## Material to process
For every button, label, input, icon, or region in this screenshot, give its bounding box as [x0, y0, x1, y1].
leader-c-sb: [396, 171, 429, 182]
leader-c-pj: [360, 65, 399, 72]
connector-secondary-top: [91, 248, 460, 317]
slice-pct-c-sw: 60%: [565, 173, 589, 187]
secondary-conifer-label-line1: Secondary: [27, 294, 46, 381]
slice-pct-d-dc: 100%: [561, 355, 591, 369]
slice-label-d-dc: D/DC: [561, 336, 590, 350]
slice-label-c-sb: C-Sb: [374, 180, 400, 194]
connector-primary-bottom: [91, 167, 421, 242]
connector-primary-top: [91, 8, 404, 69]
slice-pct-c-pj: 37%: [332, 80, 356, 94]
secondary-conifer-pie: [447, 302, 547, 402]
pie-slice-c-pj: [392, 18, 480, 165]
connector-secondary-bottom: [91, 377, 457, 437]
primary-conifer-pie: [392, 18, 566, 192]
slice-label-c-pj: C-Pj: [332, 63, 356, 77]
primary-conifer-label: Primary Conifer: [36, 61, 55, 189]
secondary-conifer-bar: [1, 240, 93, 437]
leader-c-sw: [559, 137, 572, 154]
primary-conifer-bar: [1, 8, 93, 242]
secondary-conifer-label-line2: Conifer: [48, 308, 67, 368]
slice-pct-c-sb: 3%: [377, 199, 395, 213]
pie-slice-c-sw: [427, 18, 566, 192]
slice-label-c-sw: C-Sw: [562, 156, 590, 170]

## Given exercise
In the material above, change every "connector" to "link" and write out all the lines again, leaving everything else as it is.

## Result of this exercise
For every button, label, input, icon, or region in this screenshot, give its bounding box as [x0, y0, x1, y1].
leader-c-sb: [396, 171, 429, 182]
leader-c-pj: [360, 65, 399, 72]
link-secondary-top: [91, 248, 460, 317]
slice-pct-c-sw: 60%: [565, 173, 589, 187]
secondary-conifer-label-line1: Secondary: [27, 294, 46, 381]
slice-pct-d-dc: 100%: [561, 355, 591, 369]
slice-label-d-dc: D/DC: [561, 336, 590, 350]
slice-label-c-sb: C-Sb: [374, 180, 400, 194]
link-primary-bottom: [91, 167, 421, 242]
link-primary-top: [91, 8, 404, 69]
slice-pct-c-pj: 37%: [332, 80, 356, 94]
secondary-conifer-pie: [447, 302, 547, 402]
pie-slice-c-pj: [392, 18, 480, 165]
link-secondary-bottom: [91, 377, 457, 437]
primary-conifer-pie: [392, 18, 566, 192]
slice-label-c-pj: C-Pj: [332, 63, 356, 77]
primary-conifer-label: Primary Conifer: [36, 61, 55, 189]
secondary-conifer-bar: [1, 240, 93, 437]
leader-c-sw: [559, 137, 572, 154]
primary-conifer-bar: [1, 8, 93, 242]
secondary-conifer-label-line2: Conifer: [48, 308, 67, 368]
slice-pct-c-sb: 3%: [377, 199, 395, 213]
pie-slice-c-sw: [427, 18, 566, 192]
slice-label-c-sw: C-Sw: [562, 156, 590, 170]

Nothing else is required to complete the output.